======== Material provided ========

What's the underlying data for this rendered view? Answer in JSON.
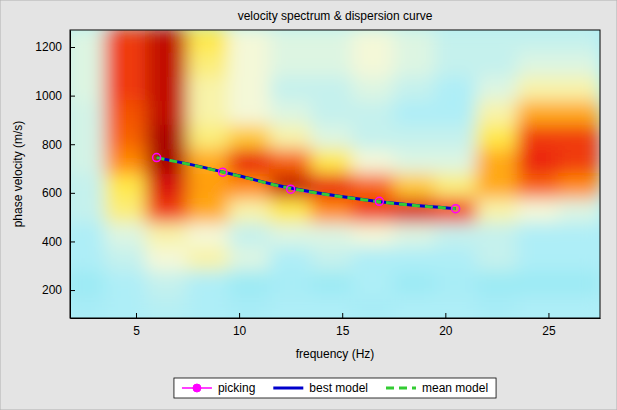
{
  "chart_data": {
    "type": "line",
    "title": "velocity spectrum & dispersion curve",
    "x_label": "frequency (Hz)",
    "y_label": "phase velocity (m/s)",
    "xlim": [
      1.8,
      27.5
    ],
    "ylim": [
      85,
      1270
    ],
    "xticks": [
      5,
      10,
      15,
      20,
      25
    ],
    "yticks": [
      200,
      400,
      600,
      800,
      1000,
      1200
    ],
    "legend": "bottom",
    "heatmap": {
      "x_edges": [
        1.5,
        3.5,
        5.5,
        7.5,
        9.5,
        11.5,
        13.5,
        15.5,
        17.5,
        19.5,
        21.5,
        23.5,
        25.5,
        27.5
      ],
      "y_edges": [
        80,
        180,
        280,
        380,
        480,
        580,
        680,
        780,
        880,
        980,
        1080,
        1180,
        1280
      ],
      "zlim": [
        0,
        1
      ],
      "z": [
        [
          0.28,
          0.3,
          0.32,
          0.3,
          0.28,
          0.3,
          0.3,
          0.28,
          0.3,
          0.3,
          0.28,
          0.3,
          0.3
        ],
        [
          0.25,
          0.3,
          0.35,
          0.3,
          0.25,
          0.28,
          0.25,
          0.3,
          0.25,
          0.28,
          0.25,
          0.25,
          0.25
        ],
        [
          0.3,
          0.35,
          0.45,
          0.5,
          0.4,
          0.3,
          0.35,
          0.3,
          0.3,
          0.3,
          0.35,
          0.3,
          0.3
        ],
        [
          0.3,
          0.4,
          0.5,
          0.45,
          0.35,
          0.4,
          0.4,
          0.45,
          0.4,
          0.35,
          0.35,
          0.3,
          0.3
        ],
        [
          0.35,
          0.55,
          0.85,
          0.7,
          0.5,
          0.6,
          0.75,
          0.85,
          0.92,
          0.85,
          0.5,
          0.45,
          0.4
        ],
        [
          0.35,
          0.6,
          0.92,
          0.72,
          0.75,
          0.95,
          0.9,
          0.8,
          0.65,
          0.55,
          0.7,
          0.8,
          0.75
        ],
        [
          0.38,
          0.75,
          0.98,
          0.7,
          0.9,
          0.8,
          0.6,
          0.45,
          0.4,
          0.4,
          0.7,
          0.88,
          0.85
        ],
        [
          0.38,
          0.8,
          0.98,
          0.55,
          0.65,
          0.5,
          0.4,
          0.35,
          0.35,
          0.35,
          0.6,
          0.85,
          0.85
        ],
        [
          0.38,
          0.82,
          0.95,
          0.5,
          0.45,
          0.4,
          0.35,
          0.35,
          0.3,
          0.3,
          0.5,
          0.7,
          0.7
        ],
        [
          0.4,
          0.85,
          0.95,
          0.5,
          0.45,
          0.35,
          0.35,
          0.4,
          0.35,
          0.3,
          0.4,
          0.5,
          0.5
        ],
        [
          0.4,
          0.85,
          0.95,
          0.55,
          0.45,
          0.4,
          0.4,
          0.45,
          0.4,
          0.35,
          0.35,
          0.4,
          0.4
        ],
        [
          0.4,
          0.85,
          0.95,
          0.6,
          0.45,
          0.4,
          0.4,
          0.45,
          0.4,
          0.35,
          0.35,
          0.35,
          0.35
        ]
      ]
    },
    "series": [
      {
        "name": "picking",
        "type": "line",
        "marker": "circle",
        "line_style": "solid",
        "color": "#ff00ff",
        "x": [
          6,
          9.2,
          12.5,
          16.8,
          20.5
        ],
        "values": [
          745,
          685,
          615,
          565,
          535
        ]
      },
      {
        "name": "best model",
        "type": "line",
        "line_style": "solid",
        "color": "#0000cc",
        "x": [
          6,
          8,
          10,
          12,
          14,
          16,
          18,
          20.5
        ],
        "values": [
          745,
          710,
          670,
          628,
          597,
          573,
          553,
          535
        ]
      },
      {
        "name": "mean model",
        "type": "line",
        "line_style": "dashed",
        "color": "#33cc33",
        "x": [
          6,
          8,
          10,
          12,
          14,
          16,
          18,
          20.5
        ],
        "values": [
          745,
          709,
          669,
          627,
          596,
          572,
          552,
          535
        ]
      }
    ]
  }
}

========
======== Material provided ========

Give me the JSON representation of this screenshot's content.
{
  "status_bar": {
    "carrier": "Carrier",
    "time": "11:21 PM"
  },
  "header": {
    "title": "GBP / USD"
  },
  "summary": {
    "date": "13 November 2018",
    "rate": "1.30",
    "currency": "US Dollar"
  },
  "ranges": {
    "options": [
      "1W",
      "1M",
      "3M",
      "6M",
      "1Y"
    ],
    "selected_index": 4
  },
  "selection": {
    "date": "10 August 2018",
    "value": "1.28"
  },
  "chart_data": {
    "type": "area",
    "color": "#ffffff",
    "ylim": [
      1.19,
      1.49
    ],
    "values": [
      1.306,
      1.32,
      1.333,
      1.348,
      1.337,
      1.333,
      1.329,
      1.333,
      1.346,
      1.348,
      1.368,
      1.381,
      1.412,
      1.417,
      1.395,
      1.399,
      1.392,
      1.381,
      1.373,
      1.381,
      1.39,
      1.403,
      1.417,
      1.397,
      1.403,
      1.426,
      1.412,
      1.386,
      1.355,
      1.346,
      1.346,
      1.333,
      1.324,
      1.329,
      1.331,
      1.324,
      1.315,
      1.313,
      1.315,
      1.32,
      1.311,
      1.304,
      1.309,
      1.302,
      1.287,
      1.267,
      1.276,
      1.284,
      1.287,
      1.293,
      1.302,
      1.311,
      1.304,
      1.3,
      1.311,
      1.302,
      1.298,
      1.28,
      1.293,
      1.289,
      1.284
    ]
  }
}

========

What is being asked:
Only lines with the string "color" belong in your answer; copy each one.

Finished answer:
        "color": "#ff00ff",
        "color": "#0000cc",
        "color": "#33cc33",
    "color": "#ffffff",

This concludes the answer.